▶ [List of tasks]
**A.** Translate this sentence from the article on making brains transparent into Spanish: "The researchers say this process might help uncover the physical underpinnings of devastating mental disorders like schizophrenia, autism, post-traumatic stress disorder and others."
**B.** Repeat word for word the part of the article on making brains transparent between "The researchers say" and "planning its future.", inclusive.

▶ [Text block]
•••

The visible brain has arrived — the consistency of Jell-O, as transparent and colorful as a child’s model, but vastly more useful.

Scientists at Stanford University reported Wednesday that they had made a whole mouse brain, and part of a human brain, transparent, so that networks of neurons that receive and send information can be highlighted in stunning color and viewed in all their three-dimensional complexity without slicing up the organ.

Even more important, experts say, is that unlike earlier methods for making the tissue of brains and other organs transparent, the new process, called Clarity by its inventors, preserves the biochemistry of the brain so well that researchers can test it over and over again with chemicals that highlight specific structures within a brain and provide clues to its past activity.

The researchers say this process might help uncover the physical underpinnings of devastating mental disorders like schizophrenia, autism, post-traumatic stress disorder and others.

The work, reported Wednesday in the journal Nature, is not part of the Obama administration’s recently announced initiative to probe the secrets of the brain, although the senior author on the paper, Dr. Karl Deisseroth at Stanford, was one of those involved in creating the initiative and is involved in planning its future.

•••

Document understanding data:

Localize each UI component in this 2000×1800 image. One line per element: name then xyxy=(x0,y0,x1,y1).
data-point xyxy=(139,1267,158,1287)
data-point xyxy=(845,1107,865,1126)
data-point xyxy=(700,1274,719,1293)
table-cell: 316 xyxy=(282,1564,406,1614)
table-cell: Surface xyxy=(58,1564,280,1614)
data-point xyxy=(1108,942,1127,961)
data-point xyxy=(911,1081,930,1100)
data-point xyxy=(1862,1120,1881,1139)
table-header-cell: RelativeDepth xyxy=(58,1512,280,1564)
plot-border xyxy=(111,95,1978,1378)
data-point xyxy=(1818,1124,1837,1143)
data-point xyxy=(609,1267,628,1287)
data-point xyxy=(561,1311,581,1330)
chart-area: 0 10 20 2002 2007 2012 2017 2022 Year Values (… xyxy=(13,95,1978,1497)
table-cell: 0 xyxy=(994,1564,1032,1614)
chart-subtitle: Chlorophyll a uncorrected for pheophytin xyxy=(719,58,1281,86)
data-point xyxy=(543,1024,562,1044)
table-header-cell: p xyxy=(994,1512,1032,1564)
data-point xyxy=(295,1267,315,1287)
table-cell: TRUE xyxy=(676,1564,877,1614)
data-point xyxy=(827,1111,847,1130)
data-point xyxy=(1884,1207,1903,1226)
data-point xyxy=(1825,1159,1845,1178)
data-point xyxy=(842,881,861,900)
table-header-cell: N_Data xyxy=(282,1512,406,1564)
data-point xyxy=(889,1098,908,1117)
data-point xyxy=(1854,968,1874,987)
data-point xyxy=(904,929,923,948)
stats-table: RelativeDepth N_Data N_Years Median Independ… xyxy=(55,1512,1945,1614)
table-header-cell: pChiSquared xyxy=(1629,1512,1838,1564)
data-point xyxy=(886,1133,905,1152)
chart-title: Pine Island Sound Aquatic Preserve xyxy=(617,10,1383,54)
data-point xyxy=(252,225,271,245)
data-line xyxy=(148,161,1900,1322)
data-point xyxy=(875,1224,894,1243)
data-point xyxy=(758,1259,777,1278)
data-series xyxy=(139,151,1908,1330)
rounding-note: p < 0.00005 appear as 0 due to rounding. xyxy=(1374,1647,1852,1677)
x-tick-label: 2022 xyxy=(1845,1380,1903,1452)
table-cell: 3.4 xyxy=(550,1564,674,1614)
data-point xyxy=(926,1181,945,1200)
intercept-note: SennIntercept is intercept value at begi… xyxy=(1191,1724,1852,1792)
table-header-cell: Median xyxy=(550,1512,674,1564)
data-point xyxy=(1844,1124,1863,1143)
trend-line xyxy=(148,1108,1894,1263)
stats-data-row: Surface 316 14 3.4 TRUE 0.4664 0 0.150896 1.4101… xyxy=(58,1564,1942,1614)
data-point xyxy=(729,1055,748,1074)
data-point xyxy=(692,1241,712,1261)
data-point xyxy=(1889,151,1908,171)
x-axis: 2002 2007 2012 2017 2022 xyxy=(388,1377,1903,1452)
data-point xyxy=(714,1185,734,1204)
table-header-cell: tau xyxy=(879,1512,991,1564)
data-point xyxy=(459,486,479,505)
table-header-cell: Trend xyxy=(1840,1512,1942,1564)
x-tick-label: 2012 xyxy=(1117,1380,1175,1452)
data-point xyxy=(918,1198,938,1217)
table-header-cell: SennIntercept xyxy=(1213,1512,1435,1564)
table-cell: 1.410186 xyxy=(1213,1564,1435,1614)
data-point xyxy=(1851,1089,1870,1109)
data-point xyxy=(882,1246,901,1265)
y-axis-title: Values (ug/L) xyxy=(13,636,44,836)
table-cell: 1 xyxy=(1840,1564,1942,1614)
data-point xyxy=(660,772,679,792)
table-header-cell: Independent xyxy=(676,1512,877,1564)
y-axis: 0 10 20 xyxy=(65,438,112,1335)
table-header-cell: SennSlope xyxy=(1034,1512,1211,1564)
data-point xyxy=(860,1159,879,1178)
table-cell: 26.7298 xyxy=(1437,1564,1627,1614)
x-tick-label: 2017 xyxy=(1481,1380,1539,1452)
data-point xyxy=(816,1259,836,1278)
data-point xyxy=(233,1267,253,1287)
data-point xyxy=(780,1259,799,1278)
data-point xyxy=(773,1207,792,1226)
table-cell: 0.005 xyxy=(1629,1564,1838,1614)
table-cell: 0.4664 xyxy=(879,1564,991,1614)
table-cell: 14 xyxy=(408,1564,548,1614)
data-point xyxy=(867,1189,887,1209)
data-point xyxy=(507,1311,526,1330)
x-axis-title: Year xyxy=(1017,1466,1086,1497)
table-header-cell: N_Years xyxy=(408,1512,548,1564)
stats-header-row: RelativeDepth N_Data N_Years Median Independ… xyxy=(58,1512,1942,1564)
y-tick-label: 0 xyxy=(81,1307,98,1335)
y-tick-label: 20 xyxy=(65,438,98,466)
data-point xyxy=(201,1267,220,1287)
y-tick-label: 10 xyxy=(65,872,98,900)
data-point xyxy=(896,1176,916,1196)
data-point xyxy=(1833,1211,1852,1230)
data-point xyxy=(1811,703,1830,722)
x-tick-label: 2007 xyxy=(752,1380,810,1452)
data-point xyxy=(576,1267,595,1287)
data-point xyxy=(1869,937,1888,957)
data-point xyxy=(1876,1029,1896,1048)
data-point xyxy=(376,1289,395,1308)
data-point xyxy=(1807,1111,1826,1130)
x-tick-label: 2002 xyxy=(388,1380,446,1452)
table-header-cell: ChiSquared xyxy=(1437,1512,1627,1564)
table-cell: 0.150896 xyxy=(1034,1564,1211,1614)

•••

▶ [Solutions to the problems]
**A.** Los investigadores dicen que este proceso podría ayudar a descubrir las bases físicas de trastornos mentales devastadores como la esquizofrenia, el autismo, el trastorno de estrés postraumático y otros.

**B.**
The researchers say this process might help uncover the physical underpinnings of devastating mental disorders like schizophrenia, autism, post-traumatic stress disorder and others.

The work, reported Wednesday in the journal Nature, is not part of the Obama administration’s recently announced initiative to probe the secrets of the brain, although the senior author on the paper, Dr. Karl Deisseroth at Stanford, was one of those involved in creating the initiative and is involved in planning its future.